=== WRITTEN INSTRUCTION ===
Your task is to reproduce the material exactly.

(Recorded data)
────

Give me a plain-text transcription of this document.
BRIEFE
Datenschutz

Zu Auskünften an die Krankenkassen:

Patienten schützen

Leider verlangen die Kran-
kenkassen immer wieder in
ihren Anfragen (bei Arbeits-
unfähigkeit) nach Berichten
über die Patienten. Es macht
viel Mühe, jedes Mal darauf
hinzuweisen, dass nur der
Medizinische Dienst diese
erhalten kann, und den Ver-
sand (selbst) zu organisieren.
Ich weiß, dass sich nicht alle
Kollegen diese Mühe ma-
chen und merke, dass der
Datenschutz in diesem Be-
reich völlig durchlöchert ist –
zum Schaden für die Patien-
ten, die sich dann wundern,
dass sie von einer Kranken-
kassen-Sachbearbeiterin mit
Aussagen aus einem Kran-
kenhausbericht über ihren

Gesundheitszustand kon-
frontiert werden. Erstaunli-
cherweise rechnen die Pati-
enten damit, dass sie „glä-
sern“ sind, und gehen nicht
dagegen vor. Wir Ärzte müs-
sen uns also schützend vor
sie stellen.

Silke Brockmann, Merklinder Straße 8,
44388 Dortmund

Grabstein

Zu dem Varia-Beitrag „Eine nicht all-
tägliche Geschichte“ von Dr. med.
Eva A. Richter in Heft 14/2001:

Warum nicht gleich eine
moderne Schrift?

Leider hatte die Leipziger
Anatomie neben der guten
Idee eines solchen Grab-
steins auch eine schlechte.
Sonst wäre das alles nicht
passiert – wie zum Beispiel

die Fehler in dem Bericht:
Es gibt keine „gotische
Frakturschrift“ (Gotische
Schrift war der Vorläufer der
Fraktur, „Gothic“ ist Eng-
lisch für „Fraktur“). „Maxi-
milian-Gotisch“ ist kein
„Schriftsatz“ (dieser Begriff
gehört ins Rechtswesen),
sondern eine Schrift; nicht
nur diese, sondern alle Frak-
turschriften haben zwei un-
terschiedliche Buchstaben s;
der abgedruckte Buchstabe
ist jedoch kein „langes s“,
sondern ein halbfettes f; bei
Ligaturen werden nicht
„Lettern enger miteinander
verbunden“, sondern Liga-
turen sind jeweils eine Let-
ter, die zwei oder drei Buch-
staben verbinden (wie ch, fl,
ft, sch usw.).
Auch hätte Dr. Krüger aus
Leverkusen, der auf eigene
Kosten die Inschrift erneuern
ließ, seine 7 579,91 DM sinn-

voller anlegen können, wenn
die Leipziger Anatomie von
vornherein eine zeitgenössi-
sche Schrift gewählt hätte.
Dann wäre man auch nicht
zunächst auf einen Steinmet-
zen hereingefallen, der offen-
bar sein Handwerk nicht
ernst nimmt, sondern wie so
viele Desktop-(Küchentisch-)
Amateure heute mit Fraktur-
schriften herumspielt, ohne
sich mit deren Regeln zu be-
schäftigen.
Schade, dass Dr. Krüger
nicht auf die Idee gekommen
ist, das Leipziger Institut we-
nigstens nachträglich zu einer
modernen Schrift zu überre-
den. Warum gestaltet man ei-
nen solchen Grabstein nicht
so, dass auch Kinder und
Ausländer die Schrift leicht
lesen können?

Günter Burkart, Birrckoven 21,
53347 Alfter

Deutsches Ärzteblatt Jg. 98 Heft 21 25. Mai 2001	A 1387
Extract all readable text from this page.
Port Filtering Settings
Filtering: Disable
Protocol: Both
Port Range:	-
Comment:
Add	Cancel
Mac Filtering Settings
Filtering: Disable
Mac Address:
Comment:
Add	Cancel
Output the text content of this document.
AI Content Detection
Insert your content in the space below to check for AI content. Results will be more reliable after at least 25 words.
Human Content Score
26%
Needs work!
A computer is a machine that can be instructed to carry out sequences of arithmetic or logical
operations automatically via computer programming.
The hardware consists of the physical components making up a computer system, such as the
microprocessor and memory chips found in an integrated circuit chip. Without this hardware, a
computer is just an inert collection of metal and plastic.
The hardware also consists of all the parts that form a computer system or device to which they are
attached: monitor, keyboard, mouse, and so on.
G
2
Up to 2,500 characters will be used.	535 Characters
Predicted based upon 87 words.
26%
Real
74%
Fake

────

=== PROBLEM SOLUTION ===
Give me a plain-text transcription of this document.
BRIEFE
Datenschutz

Zu Auskünften an die Krankenkassen:

Patienten schützen

Leider verlangen die Kran-
kenkassen immer wieder in
ihren Anfragen (bei Arbeits-
unfähigkeit) nach Berichten
über die Patienten. Es macht
viel Mühe, jedes Mal darauf
hinzuweisen, dass nur der
Medizinische Dienst diese
erhalten kann, und den Ver-
sand (selbst) zu organisieren.
Ich weiß, dass sich nicht alle
Kollegen diese Mühe ma-
chen und merke, dass der
Datenschutz in diesem Be-
reich völlig durchlöchert ist –
zum Schaden für die Patien-
ten, die sich dann wundern,
dass sie von einer Kranken-
kassen-Sachbearbeiterin mit
Aussagen aus einem Kran-
kenhausbericht über ihren

Gesundheitszustand kon-
frontiert werden. Erstaunli-
cherweise rechnen die Pati-
enten damit, dass sie „glä-
sern“ sind, und gehen nicht
dagegen vor. Wir Ärzte müs-
sen uns also schützend vor
sie stellen.

Silke Brockmann, Merklinder Straße 8,
44388 Dortmund

Grabstein

Zu dem Varia-Beitrag „Eine nicht all-
tägliche Geschichte“ von Dr. med.
Eva A. Richter in Heft 14/2001:

Warum nicht gleich eine
moderne Schrift?

Leider hatte die Leipziger
Anatomie neben der guten
Idee eines solchen Grab-
steins auch eine schlechte.
Sonst wäre das alles nicht
passiert – wie zum Beispiel

die Fehler in dem Bericht:
Es gibt keine „gotische
Frakturschrift“ (Gotische
Schrift war der Vorläufer der
Fraktur, „Gothic“ ist Eng-
lisch für „Fraktur“). „Maxi-
milian-Gotisch“ ist kein
„Schriftsatz“ (dieser Begriff
gehört ins Rechtswesen),
sondern eine Schrift; nicht
nur diese, sondern alle Frak-
turschriften haben zwei un-
terschiedliche Buchstaben s;
der abgedruckte Buchstabe
ist jedoch kein „langes s“,
sondern ein halbfettes f; bei
Ligaturen werden nicht
„Lettern enger miteinander
verbunden“, sondern Liga-
turen sind jeweils eine Let-
ter, die zwei oder drei Buch-
staben verbinden (wie ch, fl,
ft, sch usw.).
Auch hätte Dr. Krüger aus
Leverkusen, der auf eigene
Kosten die Inschrift erneuern
ließ, seine 7 579,91 DM sinn-

voller anlegen können, wenn
die Leipziger Anatomie von
vornherein eine zeitgenössi-
sche Schrift gewählt hätte.
Dann wäre man auch nicht
zunächst auf einen Steinmet-
zen hereingefallen, der offen-
bar sein Handwerk nicht
ernst nimmt, sondern wie so
viele Desktop-(Küchentisch-)
Amateure heute mit Fraktur-
schriften herumspielt, ohne
sich mit deren Regeln zu be-
schäftigen.
Schade, dass Dr. Krüger
nicht auf die Idee gekommen
ist, das Leipziger Institut we-
nigstens nachträglich zu einer
modernen Schrift zu überre-
den. Warum gestaltet man ei-
nen solchen Grabstein nicht
so, dass auch Kinder und
Ausländer die Schrift leicht
lesen können?

Günter Burkart, Birrckoven 21,
53347 Alfter

Deutsches Ärzteblatt Jg. 98 Heft 21 25. Mai 2001	A 1387
Extract all readable text from this page.
Port Filtering Settings
Filtering: Disable
Protocol: Both
Port Range:	-
Comment:
Add	Cancel
Mac Filtering Settings
Filtering: Disable
Mac Address:
Comment:
Add	Cancel
Output the text content of this document.
AI Content Detection
Insert your content in the space below to check for AI content. Results will be more reliable after at least 25 words.
Human Content Score
26%
Needs work!
A computer is a machine that can be instructed to carry out sequences of arithmetic or logical
operations automatically via computer programming.
The hardware consists of the physical components making up a computer system, such as the
microprocessor and memory chips found in an integrated circuit chip. Without this hardware, a
computer is just an inert collection of metal and plastic.
The hardware also consists of all the parts that form a computer system or device to which they are
attached: monitor, keyboard, mouse, and so on.
G
2
Up to 2,500 characters will be used.	535 Characters
Predicted based upon 87 words.
26%
Real
74%
Fake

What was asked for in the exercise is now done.